_Provided entries_:
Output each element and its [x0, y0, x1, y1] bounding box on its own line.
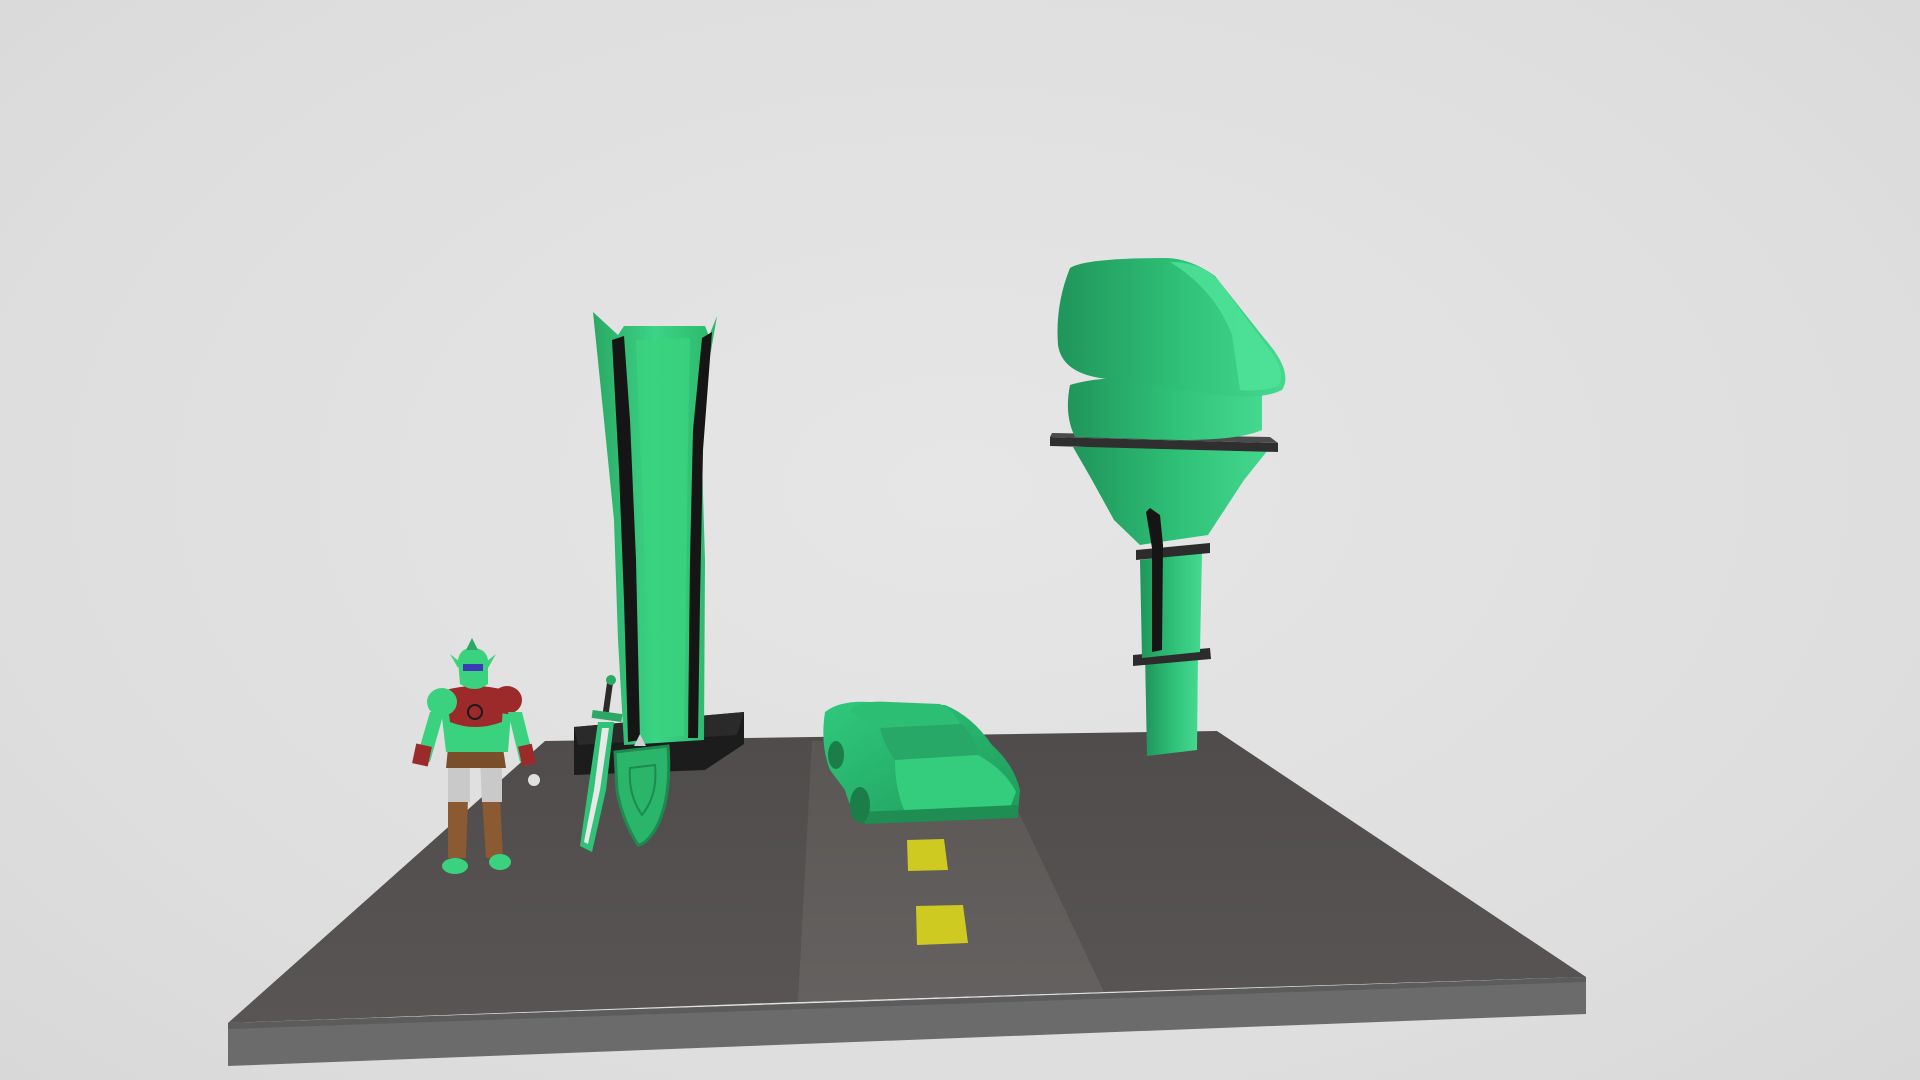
mushroom-funnel: [1073, 445, 1272, 545]
character-visor: [463, 664, 483, 671]
character-left-shoulder: [427, 688, 457, 716]
tall-green-tower[interactable]: [574, 312, 744, 775]
car-front-wheel: [850, 787, 870, 823]
3d-scene: [228, 258, 1586, 1066]
character-right-shoulder: [492, 686, 522, 714]
mushroom-tower[interactable]: [1050, 258, 1286, 756]
character-left-foot: [442, 858, 468, 874]
sword-pommel: [606, 675, 616, 685]
mushroom-stem: [1145, 650, 1198, 756]
character-helmet-horn-right: [486, 654, 496, 668]
car-rear-wheel: [828, 741, 844, 769]
3d-viewport[interactable]: [0, 0, 1920, 1080]
lane-marking: [907, 839, 948, 871]
mushroom-neck: [1140, 553, 1202, 658]
green-car[interactable]: [823, 701, 1020, 824]
character-left-leg: [448, 798, 468, 858]
character-right-foot: [489, 854, 511, 870]
character-left-bracer: [412, 743, 432, 767]
lane-marking: [916, 905, 968, 945]
character-helmet-horn-left: [450, 654, 460, 668]
character-left-hand: [411, 776, 423, 788]
character-helmet-crest: [466, 638, 478, 650]
character-right-hand: [528, 774, 540, 786]
car-windshield: [880, 724, 978, 760]
sword-grip: [602, 681, 614, 713]
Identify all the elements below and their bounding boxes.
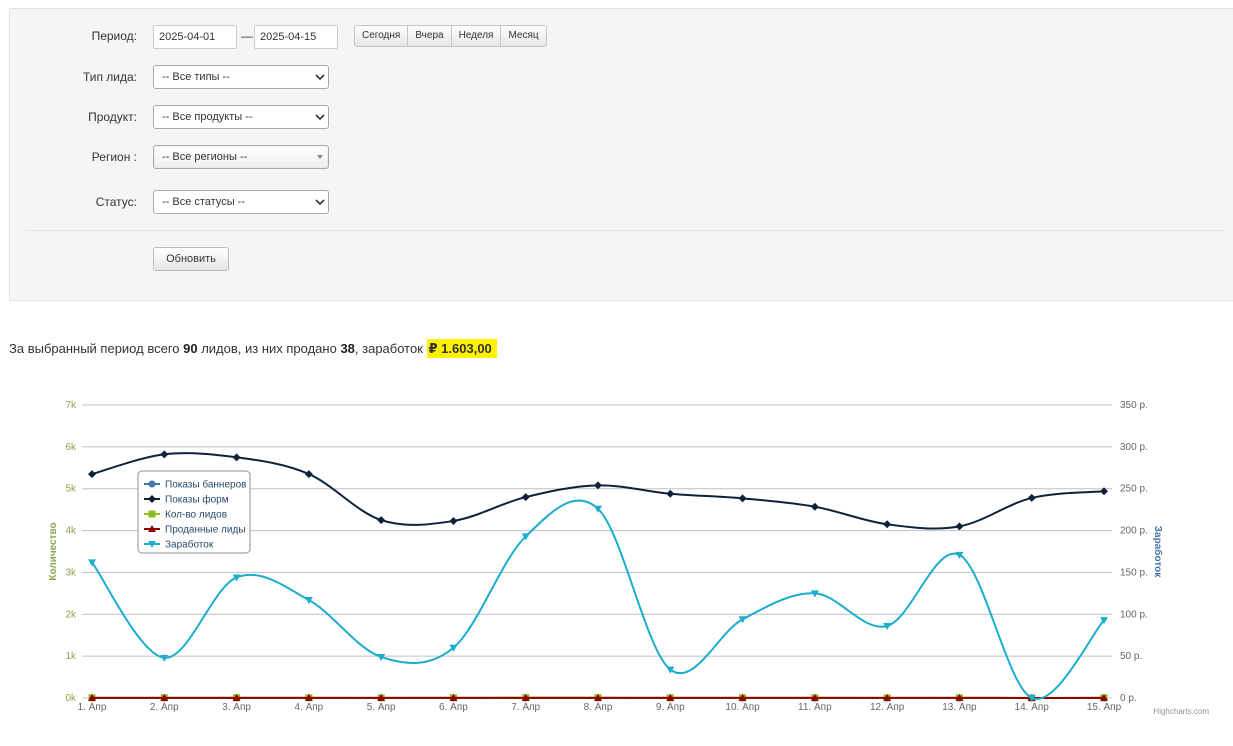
product-value: -- Все продукты -- — [162, 111, 253, 123]
region-select[interactable]: -- Все регионы -- — [153, 145, 329, 169]
date-separator: — — [241, 29, 253, 43]
y-right-tick-label: 0 р. — [1120, 693, 1137, 704]
y-left-tick-label: 3k — [65, 567, 77, 578]
region-value: -- Все регионы -- — [162, 151, 248, 163]
legend-item-label: Показы баннеров — [165, 479, 246, 491]
data-point — [160, 450, 169, 459]
x-tick-label: 5. Апр — [367, 702, 396, 713]
y-left-tick-label: 0k — [65, 693, 77, 704]
x-tick-label: 1. Апр — [78, 702, 107, 713]
y-left-tick-label: 6k — [65, 442, 77, 453]
legend-item-label: Заработок — [165, 539, 214, 551]
y-left-tick-label: 2k — [65, 609, 77, 620]
status-value: -- Все статусы -- — [162, 196, 246, 208]
chevron-down-icon — [315, 114, 325, 121]
summary-mid1: лидов, из них продано — [197, 341, 341, 356]
summary-text: За выбранный период всего 90 лидов, из н… — [9, 339, 497, 358]
y-right-tick-label: 350 р. — [1120, 400, 1148, 411]
lead-type-value: -- Все типы -- — [162, 71, 230, 83]
form-divider — [26, 230, 1226, 231]
y-left-tick-label: 7k — [65, 400, 77, 411]
summary-prefix: За выбранный период всего — [9, 341, 184, 356]
legend-item-label: Кол-во лидов — [165, 510, 227, 521]
data-point — [810, 502, 819, 511]
y-right-tick-label: 150 р. — [1120, 567, 1148, 578]
chart-credits: Highcharts.com — [1153, 707, 1209, 716]
lead-type-label: Тип лида: — [82, 70, 137, 84]
data-point — [449, 516, 458, 525]
legend-marker — [148, 480, 156, 488]
summary-mid2: , заработок — [354, 341, 427, 356]
data-point — [955, 522, 964, 531]
today-button[interactable]: Сегодня — [354, 25, 409, 47]
x-tick-label: 4. Апр — [294, 702, 323, 713]
period-label: Период: — [91, 29, 137, 43]
update-button[interactable]: Обновить — [153, 247, 229, 271]
y-right-tick-label: 250 р. — [1120, 484, 1148, 495]
week-button[interactable]: Неделя — [450, 25, 502, 47]
filter-panel: Период: 2025-04-01 — 2025-04-15 Сегодня … — [9, 8, 1233, 301]
data-point — [521, 493, 530, 502]
product-select[interactable]: -- Все продукты -- — [153, 105, 329, 129]
leads-chart: 0k 0 р. 1k 50 р. 2k 100 р. 3k 150 р. 4k 200 р. 5k 2… — [48, 400, 1209, 716]
x-tick-label: 2. Апр — [150, 702, 179, 713]
data-point — [88, 470, 96, 479]
x-tick-label: 12. Апр — [870, 702, 905, 713]
x-tick-label: 7. Апр — [511, 702, 540, 713]
x-tick-label: 3. Апр — [222, 702, 251, 713]
data-point — [232, 453, 241, 462]
lead-type-select[interactable]: -- Все типы -- — [153, 65, 329, 89]
date-from-input[interactable]: 2025-04-01 — [153, 25, 237, 49]
x-tick-label: 6. Апр — [439, 702, 468, 713]
chevron-down-icon — [315, 74, 325, 81]
x-tick-label: 15. Апр — [1087, 702, 1122, 713]
y-left-axis-title: Количество — [48, 522, 59, 580]
x-tick-label: 9. Апр — [656, 702, 685, 713]
x-tick-label: 11. Апр — [798, 702, 832, 713]
yesterday-button[interactable]: Вчера — [407, 25, 452, 47]
y-left-tick-label: 5k — [65, 484, 77, 495]
y-left-tick-label: 1k — [65, 651, 77, 662]
date-to-input[interactable]: 2025-04-15 — [254, 25, 338, 49]
x-tick-label: 8. Апр — [584, 702, 613, 713]
summary-sold: 38 — [340, 341, 355, 356]
quick-range-group: Сегодня Вчера Неделя Месяц — [354, 25, 547, 47]
y-right-tick-label: 100 р. — [1120, 609, 1148, 620]
x-tick-label: 14. Апр — [1015, 702, 1050, 713]
y-right-tick-label: 50 р. — [1120, 651, 1142, 662]
region-label: Регион : — [91, 150, 137, 164]
chevron-down-icon — [315, 199, 325, 206]
data-point — [666, 666, 675, 674]
data-point — [883, 520, 892, 529]
data-point — [594, 481, 602, 490]
month-button[interactable]: Месяц — [500, 25, 547, 47]
status-label: Статус: — [95, 195, 137, 209]
product-label: Продукт: — [88, 110, 137, 124]
data-point — [304, 470, 313, 479]
y-left-tick-label: 4k — [65, 526, 77, 537]
data-point — [738, 494, 747, 503]
y-right-tick-label: 300 р. — [1120, 442, 1148, 453]
summary-earnings: ₽ 1.603,00 — [426, 339, 497, 358]
data-point — [1027, 493, 1036, 502]
x-tick-label: 13. Апр — [942, 702, 977, 713]
summary-total-leads: 90 — [183, 341, 198, 356]
legend-marker — [148, 510, 156, 518]
caret-down-icon — [317, 155, 323, 159]
legend-item-label: Проданные лиды — [165, 525, 246, 536]
status-select[interactable]: -- Все статусы -- — [153, 190, 329, 214]
data-point — [377, 516, 386, 525]
y-right-axis-title: Заработок — [1152, 526, 1164, 578]
x-tick-label: 10. Апр — [725, 702, 760, 713]
legend-item-label: Показы форм — [165, 494, 229, 506]
y-right-tick-label: 200 р. — [1120, 526, 1148, 537]
data-point — [666, 489, 675, 498]
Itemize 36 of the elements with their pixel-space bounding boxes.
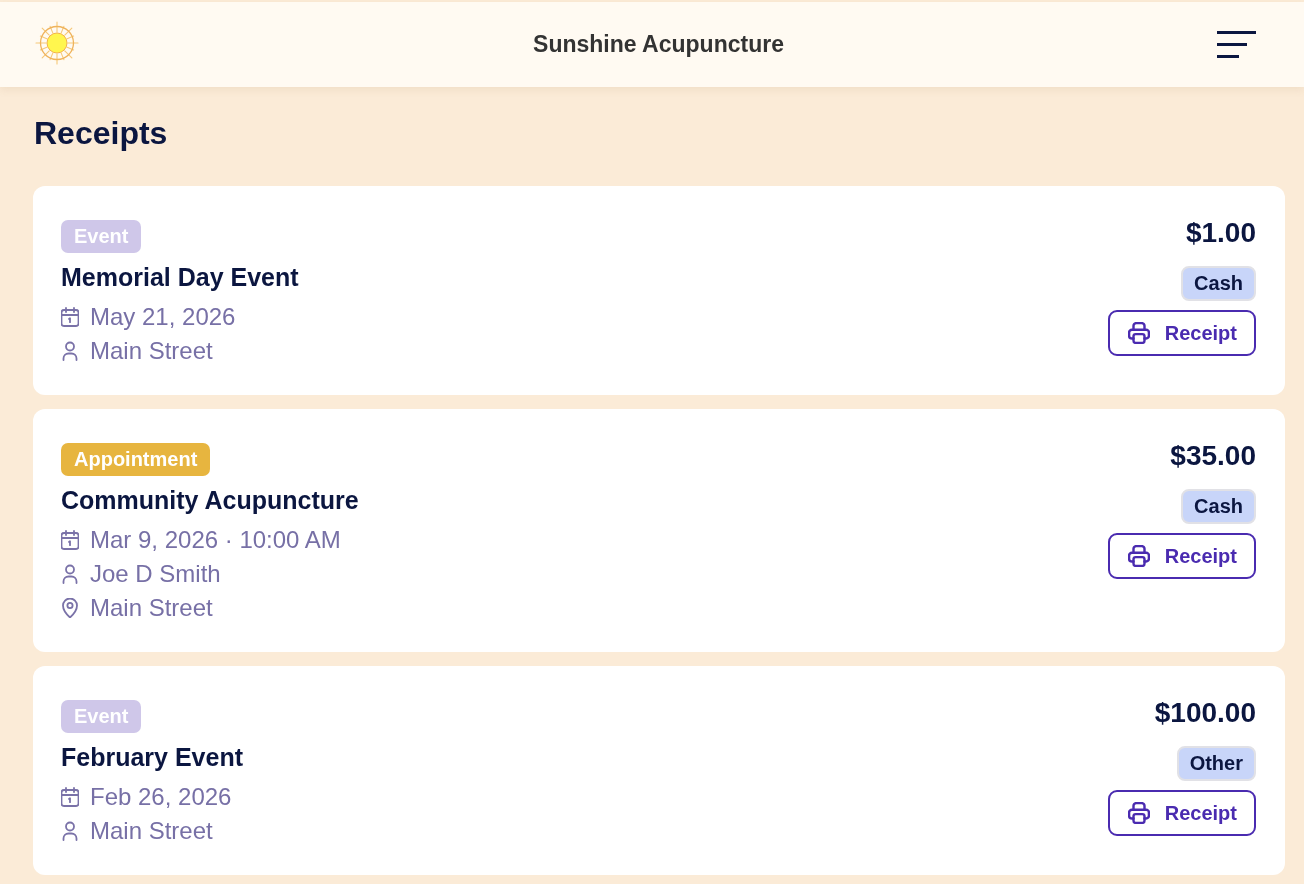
payment-method-tag: Cash bbox=[1181, 266, 1256, 301]
location-pin-icon bbox=[61, 598, 79, 618]
person-icon bbox=[61, 564, 79, 584]
menu-icon[interactable] bbox=[1217, 31, 1256, 58]
event-date: Mar 9, 2026 · 10:00 AM bbox=[90, 525, 341, 555]
receipt-title: Memorial Day Event bbox=[61, 262, 299, 293]
amount-text: $1.00 bbox=[1185, 216, 1256, 250]
receipt-button[interactable]: Receipt bbox=[1107, 310, 1256, 356]
payment-method-tag: Cash bbox=[1181, 489, 1256, 524]
printer-icon bbox=[1127, 802, 1150, 824]
calendar-icon bbox=[61, 530, 79, 550]
client-name: Main Street bbox=[90, 336, 213, 366]
category-tag: Event bbox=[61, 700, 142, 733]
sun-icon bbox=[35, 20, 79, 65]
person-icon bbox=[61, 821, 79, 841]
app-title: Sunshine Acupuncture bbox=[533, 31, 784, 58]
page-title: Receipts bbox=[34, 114, 169, 153]
category-tag: Appointment bbox=[61, 443, 211, 476]
client-name: Main Street bbox=[90, 816, 213, 846]
event-date: Feb 26, 2026 bbox=[90, 782, 232, 812]
calendar-icon bbox=[61, 307, 79, 327]
event-date: May 21, 2026 bbox=[90, 302, 236, 332]
receipt-button[interactable]: Receipt bbox=[1107, 533, 1256, 579]
category-tag: Event bbox=[61, 220, 142, 253]
calendar-icon bbox=[61, 787, 79, 807]
receipt-title: Community Acupuncture bbox=[61, 485, 359, 516]
printer-icon bbox=[1127, 545, 1150, 567]
person-icon bbox=[61, 341, 79, 361]
receipt-title: February Event bbox=[61, 742, 243, 773]
receipt-button[interactable]: Receipt bbox=[1107, 790, 1256, 836]
location-text: Main Street bbox=[90, 593, 213, 623]
client-name: Joe D Smith bbox=[90, 559, 221, 589]
amount-text: $100.00 bbox=[1154, 696, 1256, 730]
amount-text: $35.00 bbox=[1170, 439, 1256, 473]
printer-icon bbox=[1127, 322, 1150, 344]
payment-method-tag: Other bbox=[1176, 746, 1256, 781]
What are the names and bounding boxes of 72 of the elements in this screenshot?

_What to produce_:
Return every line of the material above that contains the string "printer".

_Expected answer_:
printer-icon bbox=[1127, 802, 1150, 824]
printer-icon bbox=[1127, 545, 1150, 567]
printer-icon bbox=[1127, 322, 1150, 344]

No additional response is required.